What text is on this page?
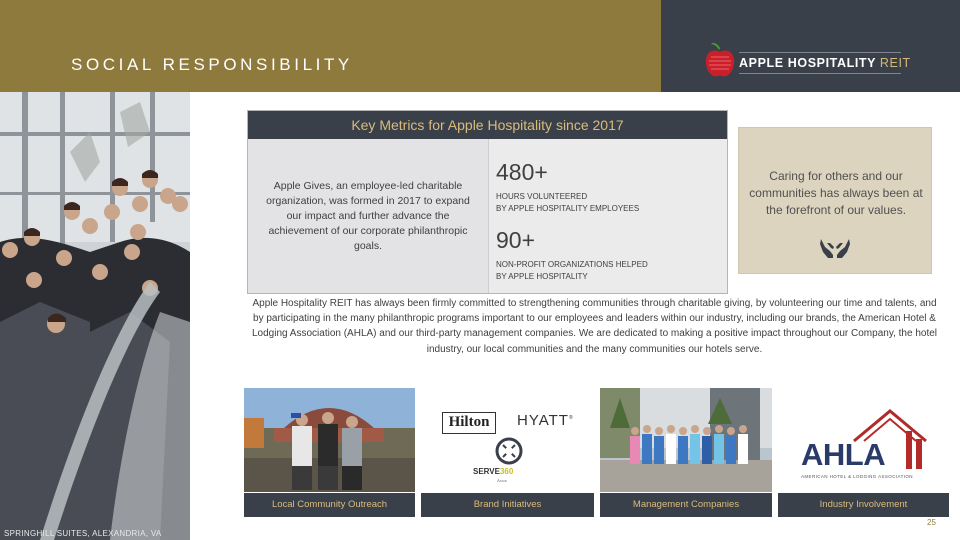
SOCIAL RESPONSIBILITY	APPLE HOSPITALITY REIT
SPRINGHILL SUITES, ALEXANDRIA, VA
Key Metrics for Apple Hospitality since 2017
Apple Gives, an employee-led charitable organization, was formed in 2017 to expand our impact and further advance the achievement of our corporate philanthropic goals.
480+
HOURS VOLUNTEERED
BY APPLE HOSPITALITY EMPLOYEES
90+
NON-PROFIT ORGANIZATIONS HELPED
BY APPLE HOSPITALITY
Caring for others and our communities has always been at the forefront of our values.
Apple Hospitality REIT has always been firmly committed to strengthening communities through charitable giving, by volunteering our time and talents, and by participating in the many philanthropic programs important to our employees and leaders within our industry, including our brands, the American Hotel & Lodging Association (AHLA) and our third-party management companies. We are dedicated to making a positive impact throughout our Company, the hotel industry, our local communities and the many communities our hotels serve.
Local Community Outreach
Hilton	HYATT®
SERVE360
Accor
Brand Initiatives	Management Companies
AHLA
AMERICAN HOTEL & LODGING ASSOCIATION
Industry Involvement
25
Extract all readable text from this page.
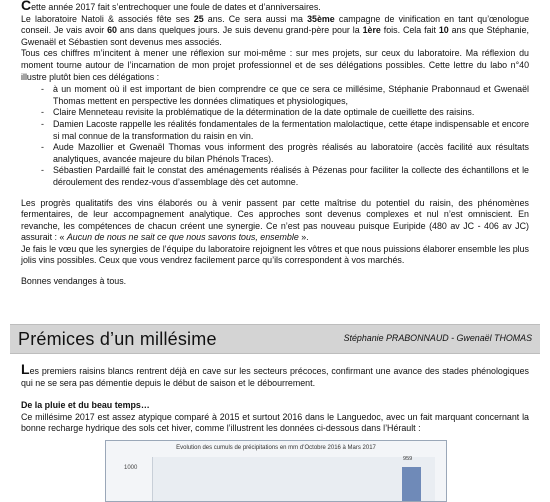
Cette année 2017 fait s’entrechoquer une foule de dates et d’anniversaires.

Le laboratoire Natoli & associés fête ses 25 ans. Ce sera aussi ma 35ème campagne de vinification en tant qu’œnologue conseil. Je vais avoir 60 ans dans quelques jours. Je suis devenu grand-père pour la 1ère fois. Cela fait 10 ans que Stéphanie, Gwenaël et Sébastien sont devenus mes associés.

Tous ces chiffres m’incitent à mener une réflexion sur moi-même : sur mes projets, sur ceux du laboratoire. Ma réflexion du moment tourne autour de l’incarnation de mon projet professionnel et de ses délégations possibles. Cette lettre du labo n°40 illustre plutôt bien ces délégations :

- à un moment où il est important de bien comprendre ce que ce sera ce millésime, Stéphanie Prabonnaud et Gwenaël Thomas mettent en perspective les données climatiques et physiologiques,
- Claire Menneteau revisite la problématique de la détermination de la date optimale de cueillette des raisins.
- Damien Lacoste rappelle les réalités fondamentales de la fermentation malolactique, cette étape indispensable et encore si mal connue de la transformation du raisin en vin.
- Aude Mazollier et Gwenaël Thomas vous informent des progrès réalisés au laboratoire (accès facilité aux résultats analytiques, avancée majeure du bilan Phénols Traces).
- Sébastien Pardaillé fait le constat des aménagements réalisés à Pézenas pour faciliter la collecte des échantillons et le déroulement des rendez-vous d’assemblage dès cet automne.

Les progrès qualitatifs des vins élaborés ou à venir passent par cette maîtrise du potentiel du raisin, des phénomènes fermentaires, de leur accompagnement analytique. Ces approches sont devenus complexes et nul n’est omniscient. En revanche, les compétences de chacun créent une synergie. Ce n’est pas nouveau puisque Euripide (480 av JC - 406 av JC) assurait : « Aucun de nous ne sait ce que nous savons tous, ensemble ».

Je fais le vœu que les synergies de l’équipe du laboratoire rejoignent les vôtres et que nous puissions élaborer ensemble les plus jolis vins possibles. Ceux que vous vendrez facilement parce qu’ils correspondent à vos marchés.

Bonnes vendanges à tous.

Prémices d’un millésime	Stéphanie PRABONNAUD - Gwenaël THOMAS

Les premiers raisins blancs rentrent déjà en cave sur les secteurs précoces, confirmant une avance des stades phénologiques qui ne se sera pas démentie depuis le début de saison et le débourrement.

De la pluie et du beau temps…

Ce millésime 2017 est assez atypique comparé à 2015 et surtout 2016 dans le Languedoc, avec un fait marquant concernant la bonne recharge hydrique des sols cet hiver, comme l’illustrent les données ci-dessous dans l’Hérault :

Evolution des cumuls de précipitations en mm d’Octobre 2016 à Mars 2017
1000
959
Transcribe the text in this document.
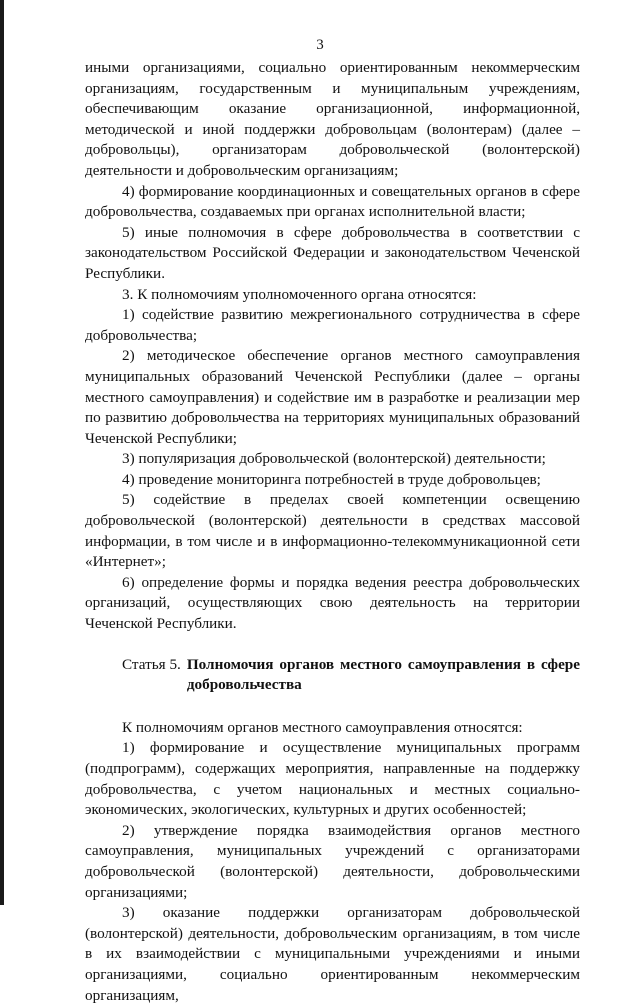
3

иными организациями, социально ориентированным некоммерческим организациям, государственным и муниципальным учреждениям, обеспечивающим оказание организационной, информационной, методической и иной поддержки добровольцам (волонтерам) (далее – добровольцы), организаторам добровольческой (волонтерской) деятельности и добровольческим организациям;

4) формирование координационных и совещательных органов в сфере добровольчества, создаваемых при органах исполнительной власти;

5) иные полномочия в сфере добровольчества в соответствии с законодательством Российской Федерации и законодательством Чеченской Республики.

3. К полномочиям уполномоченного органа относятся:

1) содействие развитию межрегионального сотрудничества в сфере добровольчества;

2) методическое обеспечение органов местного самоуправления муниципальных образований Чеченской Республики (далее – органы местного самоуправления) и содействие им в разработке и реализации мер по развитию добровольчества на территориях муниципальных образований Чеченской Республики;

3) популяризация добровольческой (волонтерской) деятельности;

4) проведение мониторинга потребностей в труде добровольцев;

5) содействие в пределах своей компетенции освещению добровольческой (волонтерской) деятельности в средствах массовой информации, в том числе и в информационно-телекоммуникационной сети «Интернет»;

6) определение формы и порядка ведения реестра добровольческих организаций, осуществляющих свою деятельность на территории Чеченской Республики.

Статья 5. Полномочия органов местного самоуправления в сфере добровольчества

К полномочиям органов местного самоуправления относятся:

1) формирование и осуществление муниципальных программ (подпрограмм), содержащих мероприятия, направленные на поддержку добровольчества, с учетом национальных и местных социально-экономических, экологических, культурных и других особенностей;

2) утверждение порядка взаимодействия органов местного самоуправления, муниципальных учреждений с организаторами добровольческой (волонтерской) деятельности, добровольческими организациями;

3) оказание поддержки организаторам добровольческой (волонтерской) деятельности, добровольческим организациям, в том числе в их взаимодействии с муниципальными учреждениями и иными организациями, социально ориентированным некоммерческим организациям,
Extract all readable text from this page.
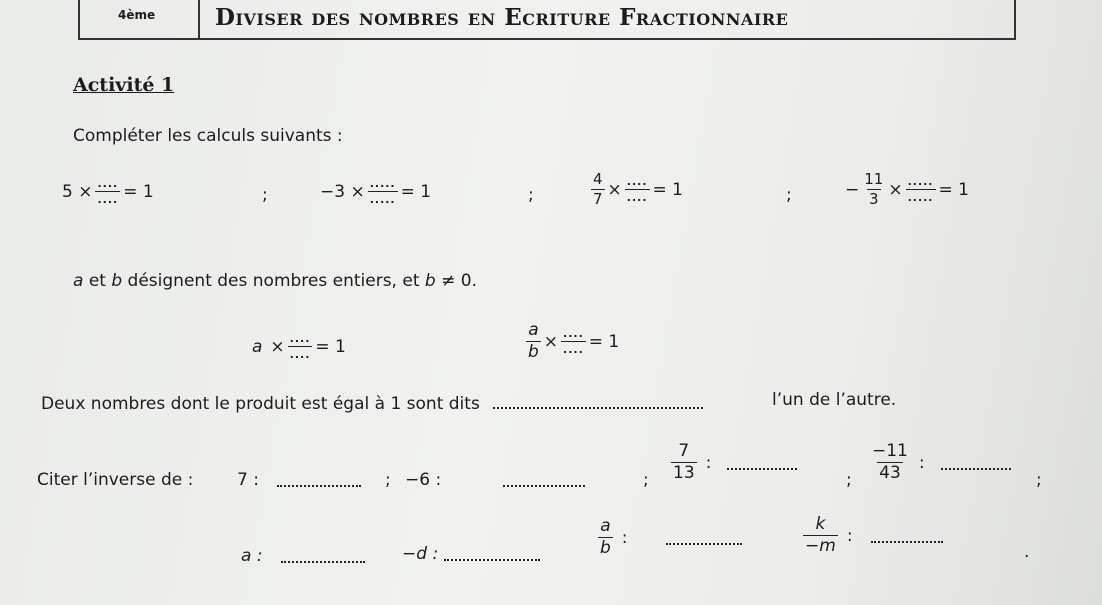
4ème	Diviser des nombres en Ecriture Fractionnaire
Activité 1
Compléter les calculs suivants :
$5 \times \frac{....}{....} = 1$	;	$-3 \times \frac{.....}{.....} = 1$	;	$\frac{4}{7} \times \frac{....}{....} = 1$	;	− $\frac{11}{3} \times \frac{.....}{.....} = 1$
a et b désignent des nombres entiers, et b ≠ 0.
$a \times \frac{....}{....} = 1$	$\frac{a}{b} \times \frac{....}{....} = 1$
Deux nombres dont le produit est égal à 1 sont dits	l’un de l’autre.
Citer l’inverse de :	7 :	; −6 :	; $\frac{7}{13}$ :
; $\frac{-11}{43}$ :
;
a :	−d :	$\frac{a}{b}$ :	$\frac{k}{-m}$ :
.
-- -- --
EXERCISE:
Quote the material exactly. Pictures stay out.

EXERCISE RESPONSE:
What text is on this page?
SOCIAL RESPONSIBILITY	APPLE HOSPITALITY REIT
SPRINGHILL SUITES, ALEXANDRIA, VA
Key Metrics for Apple Hospitality since 2017
Apple Gives, an employee-led charitable organization, was formed in 2017 to expand our impact and further advance the achievement of our corporate philanthropic goals.
480+
HOURS VOLUNTEERED
BY APPLE HOSPITALITY EMPLOYEES
90+
NON-PROFIT ORGANIZATIONS HELPED
BY APPLE HOSPITALITY
Caring for others and our communities has always been at the forefront of our values.
Apple Hospitality REIT has always been firmly committed to strengthening communities through charitable giving, by volunteering our time and talents, and by participating in the many philanthropic programs important to our employees and leaders within our industry, including our brands, the American Hotel & Lodging Association (AHLA) and our third-party management companies. We are dedicated to making a positive impact throughout our Company, the hotel industry, our local communities and the many communities our hotels serve.
Local Community Outreach
Hilton	HYATT®
SERVE360
Accor
Brand Initiatives	Management Companies
AHLA
AMERICAN HOTEL & LODGING ASSOCIATION
Industry Involvement
25
Extract all readable text from this page.
Cette année 2017 fait s’entrechoquer une foule de dates et d’anniversaires.

Le laboratoire Natoli & associés fête ses 25 ans. Ce sera aussi ma 35ème campagne de vinification en tant qu’œnologue conseil. Je vais avoir 60 ans dans quelques jours. Je suis devenu grand-père pour la 1ère fois. Cela fait 10 ans que Stéphanie, Gwenaël et Sébastien sont devenus mes associés.

Tous ces chiffres m’incitent à mener une réflexion sur moi-même : sur mes projets, sur ceux du laboratoire. Ma réflexion du moment tourne autour de l’incarnation de mon projet professionnel et de ses délégations possibles. Cette lettre du labo n°40 illustre plutôt bien ces délégations :

- à un moment où il est important de bien comprendre ce que ce sera ce millésime, Stéphanie Prabonnaud et Gwenaël Thomas mettent en perspective les données climatiques et physiologiques,
- Claire Menneteau revisite la problématique de la détermination de la date optimale de cueillette des raisins.
- Damien Lacoste rappelle les réalités fondamentales de la fermentation malolactique, cette étape indispensable et encore si mal connue de la transformation du raisin en vin.
- Aude Mazollier et Gwenaël Thomas vous informent des progrès réalisés au laboratoire (accès facilité aux résultats analytiques, avancée majeure du bilan Phénols Traces).
- Sébastien Pardaillé fait le constat des aménagements réalisés à Pézenas pour faciliter la collecte des échantillons et le déroulement des rendez-vous d’assemblage dès cet automne.

Les progrès qualitatifs des vins élaborés ou à venir passent par cette maîtrise du potentiel du raisin, des phénomènes fermentaires, de leur accompagnement analytique. Ces approches sont devenus complexes et nul n’est omniscient. En revanche, les compétences de chacun créent une synergie. Ce n’est pas nouveau puisque Euripide (480 av JC - 406 av JC) assurait : « Aucun de nous ne sait ce que nous savons tous, ensemble ».

Je fais le vœu que les synergies de l’équipe du laboratoire rejoignent les vôtres et que nous puissions élaborer ensemble les plus jolis vins possibles. Ceux que vous vendrez facilement parce qu’ils correspondent à vos marchés.

Bonnes vendanges à tous.

Prémices d’un millésime	Stéphanie PRABONNAUD - Gwenaël THOMAS

Les premiers raisins blancs rentrent déjà en cave sur les secteurs précoces, confirmant une avance des stades phénologiques qui ne se sera pas démentie depuis le début de saison et le débourrement.

De la pluie et du beau temps…

Ce millésime 2017 est assez atypique comparé à 2015 et surtout 2016 dans le Languedoc, avec un fait marquant concernant la bonne recharge hydrique des sols cet hiver, comme l’illustrent les données ci-dessous dans l’Hérault :

Evolution des cumuls de précipitations en mm d’Octobre 2016 à Mars 2017
1000
959
Transcribe the text in this document.
3

иными организациями, социально ориентированным некоммерческим организациям, государственным и муниципальным учреждениям, обеспечивающим оказание организационной, информационной, методической и иной поддержки добровольцам (волонтерам) (далее – добровольцы), организаторам добровольческой (волонтерской) деятельности и добровольческим организациям;

4) формирование координационных и совещательных органов в сфере добровольчества, создаваемых при органах исполнительной власти;

5) иные полномочия в сфере добровольчества в соответствии с законодательством Российской Федерации и законодательством Чеченской Республики.

3. К полномочиям уполномоченного органа относятся:

1) содействие развитию межрегионального сотрудничества в сфере добровольчества;

2) методическое обеспечение органов местного самоуправления муниципальных образований Чеченской Республики (далее – органы местного самоуправления) и содействие им в разработке и реализации мер по развитию добровольчества на территориях муниципальных образований Чеченской Республики;

3) популяризация добровольческой (волонтерской) деятельности;

4) проведение мониторинга потребностей в труде добровольцев;

5) содействие в пределах своей компетенции освещению добровольческой (волонтерской) деятельности в средствах массовой информации, в том числе и в информационно-телекоммуникационной сети «Интернет»;

6) определение формы и порядка ведения реестра добровольческих организаций, осуществляющих свою деятельность на территории Чеченской Республики.

Статья 5. Полномочия органов местного самоуправления в сфере добровольчества

К полномочиям органов местного самоуправления относятся:

1) формирование и осуществление муниципальных программ (подпрограмм), содержащих мероприятия, направленные на поддержку добровольчества, с учетом национальных и местных социально-экономических, экологических, культурных и других особенностей;

2) утверждение порядка взаимодействия органов местного самоуправления, муниципальных учреждений с организаторами добровольческой (волонтерской) деятельности, добровольческими организациями;

3) оказание поддержки организаторам добровольческой (волонтерской) деятельности, добровольческим организациям, в том числе в их взаимодействии с муниципальными учреждениями и иными организациями, социально ориентированным некоммерческим организациям,
Extract all readable text from this page.
4ème	Diviser des nombres en Ecriture Fractionnaire
Activité 1
Compléter les calculs suivants :
$5 \times \frac{....}{....} = 1$	;	$-3 \times \frac{.....}{.....} = 1$	;	$\frac{4}{7} \times \frac{....}{....} = 1$	;	− $\frac{11}{3} \times \frac{.....}{.....} = 1$
a et b désignent des nombres entiers, et b ≠ 0.
$a \times \frac{....}{....} = 1$	$\frac{a}{b} \times \frac{....}{....} = 1$
Deux nombres dont le produit est égal à 1 sont dits	l’un de l’autre.
Citer l’inverse de :	7 :	; −6 :	; $\frac{7}{13}$ :
; $\frac{-11}{43}$ :
;
a :	−d :	$\frac{a}{b}$ :	$\frac{k}{-m}$ :
.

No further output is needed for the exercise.